◆ **Document**:
+++
Cameroon, officially Republic of Cameroon, republic in west-central Africa, bounded on the north by Lake Chad; on the east by Chad and the Central African Republic; on the south by the Congo, Gabon, and Equatorial Guinea; and on the west by the Bight of Bonny (an arm of the Atlantic Ocean) and Nigeria. The country is shaped like an elongated triangle, and forms a bridge between western Africa and central Africa.

From 1961 until 1972 the republic was a federation of East Cameroon, the former French Cameroons, and West Cameroon, part of the former British Cameroons. Following a referendum, Cameroon became a unitary republic on June 2, 1972. The country has a total area of 475,442 sq km (183,569 sq mi). The capital of Cameroon is Yaoundé.

II. Land and Resources

Cameroon has four distinct topographical regions. In the south is a coastal plain, a region of dense equatorial rainforests. In the centre is the Adamawa Plateau, a region with elevations reaching about 1,370 m (4,500 ft) above sea level. This is a transitional area where forest gives way to the savannah country of the north. In the far north the savannah gradually slopes into the marshland surrounding Lake Chad.
+++
◆ **Dataset extract**:
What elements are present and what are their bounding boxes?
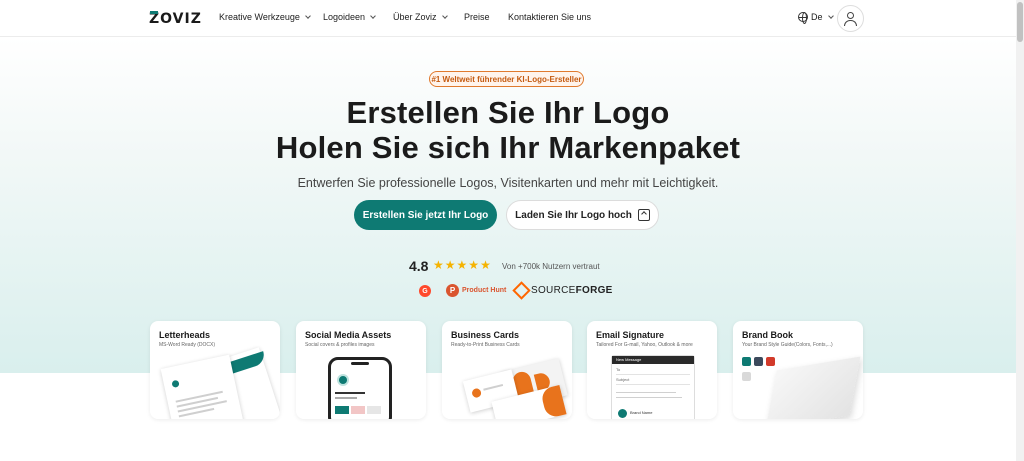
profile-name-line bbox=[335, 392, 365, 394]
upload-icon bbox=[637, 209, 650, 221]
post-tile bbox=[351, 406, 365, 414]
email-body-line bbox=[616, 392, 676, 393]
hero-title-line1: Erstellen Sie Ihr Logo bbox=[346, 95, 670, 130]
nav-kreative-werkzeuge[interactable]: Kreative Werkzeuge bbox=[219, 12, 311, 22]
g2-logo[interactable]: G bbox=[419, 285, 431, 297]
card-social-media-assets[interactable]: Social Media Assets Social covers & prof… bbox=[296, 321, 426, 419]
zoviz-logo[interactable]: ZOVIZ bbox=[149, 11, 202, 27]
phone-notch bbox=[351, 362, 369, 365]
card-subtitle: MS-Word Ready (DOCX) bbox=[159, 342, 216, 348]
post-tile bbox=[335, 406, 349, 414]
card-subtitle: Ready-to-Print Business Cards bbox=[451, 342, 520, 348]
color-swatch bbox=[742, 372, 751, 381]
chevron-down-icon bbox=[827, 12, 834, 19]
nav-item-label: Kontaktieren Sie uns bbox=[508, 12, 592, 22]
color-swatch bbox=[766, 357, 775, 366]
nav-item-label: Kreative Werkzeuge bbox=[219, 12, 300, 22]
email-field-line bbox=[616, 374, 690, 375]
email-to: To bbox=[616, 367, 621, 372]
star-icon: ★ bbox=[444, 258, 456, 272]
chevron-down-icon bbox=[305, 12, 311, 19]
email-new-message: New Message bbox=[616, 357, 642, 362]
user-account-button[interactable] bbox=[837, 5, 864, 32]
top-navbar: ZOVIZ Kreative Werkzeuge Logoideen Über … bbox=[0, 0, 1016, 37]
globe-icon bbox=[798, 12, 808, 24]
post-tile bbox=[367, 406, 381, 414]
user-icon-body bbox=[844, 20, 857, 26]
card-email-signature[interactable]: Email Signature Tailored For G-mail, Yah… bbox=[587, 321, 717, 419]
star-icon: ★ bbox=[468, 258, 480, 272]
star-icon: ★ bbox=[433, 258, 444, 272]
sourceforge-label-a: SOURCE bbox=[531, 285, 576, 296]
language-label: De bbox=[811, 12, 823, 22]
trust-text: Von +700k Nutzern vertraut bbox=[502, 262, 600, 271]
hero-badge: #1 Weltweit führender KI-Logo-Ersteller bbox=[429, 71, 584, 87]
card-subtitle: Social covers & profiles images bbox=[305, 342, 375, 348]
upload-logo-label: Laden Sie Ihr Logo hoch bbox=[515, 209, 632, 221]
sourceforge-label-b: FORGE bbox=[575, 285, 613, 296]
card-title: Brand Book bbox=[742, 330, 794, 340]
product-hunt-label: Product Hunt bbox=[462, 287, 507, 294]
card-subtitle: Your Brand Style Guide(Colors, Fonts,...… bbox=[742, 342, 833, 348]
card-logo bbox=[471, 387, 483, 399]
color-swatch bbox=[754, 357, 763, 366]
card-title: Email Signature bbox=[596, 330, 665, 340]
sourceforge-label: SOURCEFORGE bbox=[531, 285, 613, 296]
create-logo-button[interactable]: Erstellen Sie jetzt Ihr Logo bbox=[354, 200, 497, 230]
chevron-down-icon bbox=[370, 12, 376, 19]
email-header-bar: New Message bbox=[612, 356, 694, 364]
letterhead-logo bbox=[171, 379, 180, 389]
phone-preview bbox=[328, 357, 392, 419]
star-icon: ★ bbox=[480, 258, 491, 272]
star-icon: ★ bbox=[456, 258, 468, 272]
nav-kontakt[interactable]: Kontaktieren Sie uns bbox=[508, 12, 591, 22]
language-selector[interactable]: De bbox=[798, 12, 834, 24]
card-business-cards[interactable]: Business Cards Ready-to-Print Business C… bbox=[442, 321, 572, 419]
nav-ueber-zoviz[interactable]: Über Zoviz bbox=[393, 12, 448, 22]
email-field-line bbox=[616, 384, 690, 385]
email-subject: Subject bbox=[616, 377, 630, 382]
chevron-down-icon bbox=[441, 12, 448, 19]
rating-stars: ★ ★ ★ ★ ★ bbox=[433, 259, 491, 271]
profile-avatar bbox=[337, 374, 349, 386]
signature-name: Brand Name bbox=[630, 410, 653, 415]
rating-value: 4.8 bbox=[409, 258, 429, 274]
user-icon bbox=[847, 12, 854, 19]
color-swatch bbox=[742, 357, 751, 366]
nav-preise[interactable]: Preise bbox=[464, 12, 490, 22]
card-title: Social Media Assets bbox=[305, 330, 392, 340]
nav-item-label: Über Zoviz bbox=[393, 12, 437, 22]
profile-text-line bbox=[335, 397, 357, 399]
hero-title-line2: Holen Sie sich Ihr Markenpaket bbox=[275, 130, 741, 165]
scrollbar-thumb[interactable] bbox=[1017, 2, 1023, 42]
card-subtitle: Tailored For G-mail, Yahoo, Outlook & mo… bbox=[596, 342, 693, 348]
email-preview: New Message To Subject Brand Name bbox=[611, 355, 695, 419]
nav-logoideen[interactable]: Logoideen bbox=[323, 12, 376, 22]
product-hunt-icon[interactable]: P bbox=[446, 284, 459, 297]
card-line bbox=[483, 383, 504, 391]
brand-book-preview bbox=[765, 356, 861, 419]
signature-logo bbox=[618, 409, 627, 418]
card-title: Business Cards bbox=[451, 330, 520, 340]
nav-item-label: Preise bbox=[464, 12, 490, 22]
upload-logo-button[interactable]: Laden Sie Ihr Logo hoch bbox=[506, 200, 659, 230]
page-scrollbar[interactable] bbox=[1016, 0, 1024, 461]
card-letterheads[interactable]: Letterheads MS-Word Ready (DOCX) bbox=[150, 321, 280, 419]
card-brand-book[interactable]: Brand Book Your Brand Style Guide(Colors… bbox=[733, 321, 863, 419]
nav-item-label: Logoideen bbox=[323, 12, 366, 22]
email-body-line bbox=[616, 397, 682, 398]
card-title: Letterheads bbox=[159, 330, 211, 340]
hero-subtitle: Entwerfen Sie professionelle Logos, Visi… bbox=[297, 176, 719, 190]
+++
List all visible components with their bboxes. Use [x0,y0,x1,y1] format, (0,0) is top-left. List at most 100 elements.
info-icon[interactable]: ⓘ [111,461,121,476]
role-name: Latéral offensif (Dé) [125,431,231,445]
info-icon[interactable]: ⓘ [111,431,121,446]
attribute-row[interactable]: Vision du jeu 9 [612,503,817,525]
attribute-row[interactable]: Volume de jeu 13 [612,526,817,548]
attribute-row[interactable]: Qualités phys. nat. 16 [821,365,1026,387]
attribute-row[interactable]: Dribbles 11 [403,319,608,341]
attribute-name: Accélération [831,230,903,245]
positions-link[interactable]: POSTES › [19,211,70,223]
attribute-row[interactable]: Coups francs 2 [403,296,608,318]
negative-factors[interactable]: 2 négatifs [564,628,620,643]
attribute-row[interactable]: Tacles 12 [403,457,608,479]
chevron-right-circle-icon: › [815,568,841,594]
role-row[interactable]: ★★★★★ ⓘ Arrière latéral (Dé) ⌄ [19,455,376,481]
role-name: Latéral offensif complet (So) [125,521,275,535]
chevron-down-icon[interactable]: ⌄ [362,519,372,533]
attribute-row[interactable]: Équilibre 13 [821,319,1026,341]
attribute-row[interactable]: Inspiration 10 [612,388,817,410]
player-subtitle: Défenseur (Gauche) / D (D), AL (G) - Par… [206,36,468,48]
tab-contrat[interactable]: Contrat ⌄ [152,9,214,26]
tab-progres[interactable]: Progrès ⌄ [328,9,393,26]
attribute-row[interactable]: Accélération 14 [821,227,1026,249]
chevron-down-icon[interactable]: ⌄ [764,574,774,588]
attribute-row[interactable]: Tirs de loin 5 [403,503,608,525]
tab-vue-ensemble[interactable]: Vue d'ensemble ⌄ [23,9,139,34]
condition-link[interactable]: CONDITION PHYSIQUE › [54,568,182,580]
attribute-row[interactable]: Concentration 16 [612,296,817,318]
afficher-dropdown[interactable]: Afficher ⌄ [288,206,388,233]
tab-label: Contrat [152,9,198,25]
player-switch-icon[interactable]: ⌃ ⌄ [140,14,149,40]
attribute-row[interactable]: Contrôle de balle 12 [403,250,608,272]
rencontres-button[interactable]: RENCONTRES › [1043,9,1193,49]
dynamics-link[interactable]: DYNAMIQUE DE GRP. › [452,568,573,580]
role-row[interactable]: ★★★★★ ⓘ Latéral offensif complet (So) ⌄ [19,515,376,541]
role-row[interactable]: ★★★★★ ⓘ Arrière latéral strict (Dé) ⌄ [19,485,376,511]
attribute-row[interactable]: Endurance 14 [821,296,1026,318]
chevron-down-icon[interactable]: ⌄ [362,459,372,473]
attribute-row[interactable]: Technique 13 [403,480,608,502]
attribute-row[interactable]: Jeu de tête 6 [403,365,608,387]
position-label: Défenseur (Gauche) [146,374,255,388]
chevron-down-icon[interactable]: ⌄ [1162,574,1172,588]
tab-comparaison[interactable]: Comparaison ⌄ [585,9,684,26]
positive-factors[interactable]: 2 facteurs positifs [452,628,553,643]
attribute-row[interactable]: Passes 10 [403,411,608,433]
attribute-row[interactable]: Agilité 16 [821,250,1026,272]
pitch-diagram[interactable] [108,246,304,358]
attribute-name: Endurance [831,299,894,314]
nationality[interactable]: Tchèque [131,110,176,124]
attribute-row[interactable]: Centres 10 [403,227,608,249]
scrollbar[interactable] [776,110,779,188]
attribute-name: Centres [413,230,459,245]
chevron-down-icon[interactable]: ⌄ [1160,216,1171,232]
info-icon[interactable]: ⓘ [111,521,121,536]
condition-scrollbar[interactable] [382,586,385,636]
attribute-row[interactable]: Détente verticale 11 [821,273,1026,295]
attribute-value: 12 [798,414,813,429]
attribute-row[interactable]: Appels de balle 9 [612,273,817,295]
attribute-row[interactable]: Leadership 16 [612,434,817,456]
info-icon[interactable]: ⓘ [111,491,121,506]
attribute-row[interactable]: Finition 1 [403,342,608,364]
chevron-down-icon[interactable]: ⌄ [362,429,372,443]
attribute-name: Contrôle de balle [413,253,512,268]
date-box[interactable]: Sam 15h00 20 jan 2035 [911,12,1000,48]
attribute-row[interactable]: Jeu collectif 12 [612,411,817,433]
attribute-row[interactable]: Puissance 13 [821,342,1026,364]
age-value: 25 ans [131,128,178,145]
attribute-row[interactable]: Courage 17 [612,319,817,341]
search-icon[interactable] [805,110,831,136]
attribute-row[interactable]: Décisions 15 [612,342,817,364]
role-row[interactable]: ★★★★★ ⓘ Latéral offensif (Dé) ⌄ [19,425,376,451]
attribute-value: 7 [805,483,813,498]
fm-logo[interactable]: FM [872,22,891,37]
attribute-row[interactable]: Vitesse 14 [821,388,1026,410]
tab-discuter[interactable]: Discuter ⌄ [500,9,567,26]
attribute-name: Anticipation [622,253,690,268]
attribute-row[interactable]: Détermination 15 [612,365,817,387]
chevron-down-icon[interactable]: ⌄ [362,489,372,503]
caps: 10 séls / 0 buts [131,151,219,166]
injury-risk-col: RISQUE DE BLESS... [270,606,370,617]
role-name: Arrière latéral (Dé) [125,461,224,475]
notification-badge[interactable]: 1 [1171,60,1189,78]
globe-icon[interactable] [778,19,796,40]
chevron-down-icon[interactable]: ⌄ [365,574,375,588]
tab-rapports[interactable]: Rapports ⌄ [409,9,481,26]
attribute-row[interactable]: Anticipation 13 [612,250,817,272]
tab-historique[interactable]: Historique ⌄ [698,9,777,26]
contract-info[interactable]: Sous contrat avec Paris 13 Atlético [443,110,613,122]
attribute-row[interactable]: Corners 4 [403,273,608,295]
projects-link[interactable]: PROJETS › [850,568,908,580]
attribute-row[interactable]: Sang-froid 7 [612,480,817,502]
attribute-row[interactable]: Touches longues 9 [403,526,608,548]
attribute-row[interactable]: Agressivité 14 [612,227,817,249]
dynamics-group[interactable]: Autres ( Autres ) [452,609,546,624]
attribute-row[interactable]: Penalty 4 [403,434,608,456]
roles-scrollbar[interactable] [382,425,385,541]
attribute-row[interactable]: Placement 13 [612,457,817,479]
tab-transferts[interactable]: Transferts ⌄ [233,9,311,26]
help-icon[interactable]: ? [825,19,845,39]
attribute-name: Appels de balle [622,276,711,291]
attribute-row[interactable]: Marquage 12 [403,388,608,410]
+++
◆ **Directives**:
**1.** According to the passage on Cameroon, on what date did Cameroon become a unitary republic?
**2.** Pick up the passage on Cameroon right after its final sentence and write the next part.

◆ **Task-by-task outputs**:
**1.** June 2, 1972.

**2.**
In the west is an area of high, forested mountains of volcanic origin, including Mount Cameroon (4,095 m/13,435 ft), the highest peak in western Africa and an active volcano that last showed signs of life in 2000. The country’s most fertile soils are found in this region.

A. Rivers and Lakes

In the western mountains, near the Nigerian border, is the volcanic Lake Nyos. The release in 1986 of a noxious mixture of carbon dioxide and hydrogen sulphide, which had collected below the bed of the lake, killed 2,000 people. An operation began in March 1995 to clear the lake of a further build-up of gases.

Among the principal rivers, the Sanaga and Nyong flow generally west to the Atlantic Ocean, and the Mbéré and Logone flow north from the central plateau into Lake Chad. A network of rivers in the Chad Basin, including the River Benue, links the country with the vast system of the River Niger to the east and north.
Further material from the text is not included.